__Written task__
Could you extract every entry below and reproduce it exactly?

__Available data__
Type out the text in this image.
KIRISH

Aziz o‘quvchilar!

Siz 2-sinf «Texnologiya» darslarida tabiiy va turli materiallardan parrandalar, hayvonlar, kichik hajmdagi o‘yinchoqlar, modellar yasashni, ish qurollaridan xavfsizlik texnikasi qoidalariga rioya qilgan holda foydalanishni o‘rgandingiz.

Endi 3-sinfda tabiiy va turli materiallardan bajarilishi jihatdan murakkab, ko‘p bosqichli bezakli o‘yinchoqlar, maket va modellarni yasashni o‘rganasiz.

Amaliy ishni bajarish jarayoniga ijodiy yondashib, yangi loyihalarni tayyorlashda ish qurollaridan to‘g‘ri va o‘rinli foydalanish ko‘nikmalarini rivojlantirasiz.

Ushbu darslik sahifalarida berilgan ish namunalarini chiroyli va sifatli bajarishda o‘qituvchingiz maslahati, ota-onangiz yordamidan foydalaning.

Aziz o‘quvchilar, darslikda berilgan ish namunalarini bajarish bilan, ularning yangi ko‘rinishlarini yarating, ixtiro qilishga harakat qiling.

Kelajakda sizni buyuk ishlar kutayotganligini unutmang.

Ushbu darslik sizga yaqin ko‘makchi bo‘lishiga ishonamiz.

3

__Exercise solution__
Type out the text in this image.
KIRISH

Aziz o‘quvchilar!

Siz 2-sinf «Texnologiya» darslarida tabiiy va turli materiallardan parrandalar, hayvonlar, kichik hajmdagi o‘yinchoqlar, modellar yasashni, ish qurollaridan xavfsizlik texnikasi qoidalariga rioya qilgan holda foydalanishni o‘rgandingiz.

Endi 3-sinfda tabiiy va turli materiallardan bajarilishi jihatdan murakkab, ko‘p bosqichli bezakli o‘yinchoqlar, maket va modellarni yasashni o‘rganasiz.

Amaliy ishni bajarish jarayoniga ijodiy yondashib, yangi loyihalarni tayyorlashda ish qurollaridan to‘g‘ri va o‘rinli foydalanish ko‘nikmalarini rivojlantirasiz.

Ushbu darslik sahifalarida berilgan ish namunalarini chiroyli va sifatli bajarishda o‘qituvchingiz maslahati, ota-onangiz yordamidan foydalaning.

Aziz o‘quvchilar, darslikda berilgan ish namunalarini bajarish bilan, ularning yangi ko‘rinishlarini yarating, ixtiro qilishga harakat qiling.

Kelajakda sizni buyuk ishlar kutayotganligini unutmang.

Ushbu darslik sizga yaqin ko‘makchi bo‘lishiga ishonamiz.

3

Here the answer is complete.